# SHORT PROBLEM
From the records, pick out and copy each line containing "this".

##############################

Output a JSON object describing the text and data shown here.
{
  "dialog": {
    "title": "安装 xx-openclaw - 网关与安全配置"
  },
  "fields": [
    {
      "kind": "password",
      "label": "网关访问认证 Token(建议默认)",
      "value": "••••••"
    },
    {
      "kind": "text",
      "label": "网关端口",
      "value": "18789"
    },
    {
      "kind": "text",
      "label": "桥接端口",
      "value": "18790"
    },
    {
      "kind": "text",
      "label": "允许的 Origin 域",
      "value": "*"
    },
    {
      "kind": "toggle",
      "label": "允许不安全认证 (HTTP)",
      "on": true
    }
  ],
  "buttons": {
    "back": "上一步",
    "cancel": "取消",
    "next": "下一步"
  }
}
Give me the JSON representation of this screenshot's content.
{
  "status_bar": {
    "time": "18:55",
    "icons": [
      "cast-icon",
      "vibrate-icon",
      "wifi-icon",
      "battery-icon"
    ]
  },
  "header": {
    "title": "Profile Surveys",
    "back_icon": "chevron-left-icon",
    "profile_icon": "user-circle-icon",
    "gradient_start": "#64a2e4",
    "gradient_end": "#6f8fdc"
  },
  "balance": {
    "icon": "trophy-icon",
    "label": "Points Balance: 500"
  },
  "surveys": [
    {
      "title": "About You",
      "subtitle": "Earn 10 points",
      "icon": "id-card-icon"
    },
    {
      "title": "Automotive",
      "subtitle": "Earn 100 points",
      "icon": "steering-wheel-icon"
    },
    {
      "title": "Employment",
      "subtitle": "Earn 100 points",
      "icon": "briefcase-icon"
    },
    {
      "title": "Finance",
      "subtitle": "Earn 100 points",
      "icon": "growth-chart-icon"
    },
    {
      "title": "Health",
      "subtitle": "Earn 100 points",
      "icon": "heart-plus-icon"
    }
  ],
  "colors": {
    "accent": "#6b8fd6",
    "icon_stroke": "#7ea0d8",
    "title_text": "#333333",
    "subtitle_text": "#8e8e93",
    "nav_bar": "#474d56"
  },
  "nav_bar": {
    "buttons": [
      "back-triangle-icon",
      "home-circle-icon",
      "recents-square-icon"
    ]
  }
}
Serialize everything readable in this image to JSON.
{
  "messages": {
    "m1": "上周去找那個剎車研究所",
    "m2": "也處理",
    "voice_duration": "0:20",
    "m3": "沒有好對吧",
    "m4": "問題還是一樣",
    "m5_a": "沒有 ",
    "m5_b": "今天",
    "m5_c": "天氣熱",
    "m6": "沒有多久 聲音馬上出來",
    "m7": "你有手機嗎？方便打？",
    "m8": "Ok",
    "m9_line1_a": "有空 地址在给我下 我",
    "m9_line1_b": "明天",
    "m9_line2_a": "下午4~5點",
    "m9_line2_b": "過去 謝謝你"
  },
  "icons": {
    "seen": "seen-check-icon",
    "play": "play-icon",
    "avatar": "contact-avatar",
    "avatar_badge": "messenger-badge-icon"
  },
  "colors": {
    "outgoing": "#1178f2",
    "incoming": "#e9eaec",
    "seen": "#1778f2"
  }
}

##############################

# TASK SOLUTION
Give me the JSON representation of this screenshot's content.
Serialize everything readable in this image to JSON.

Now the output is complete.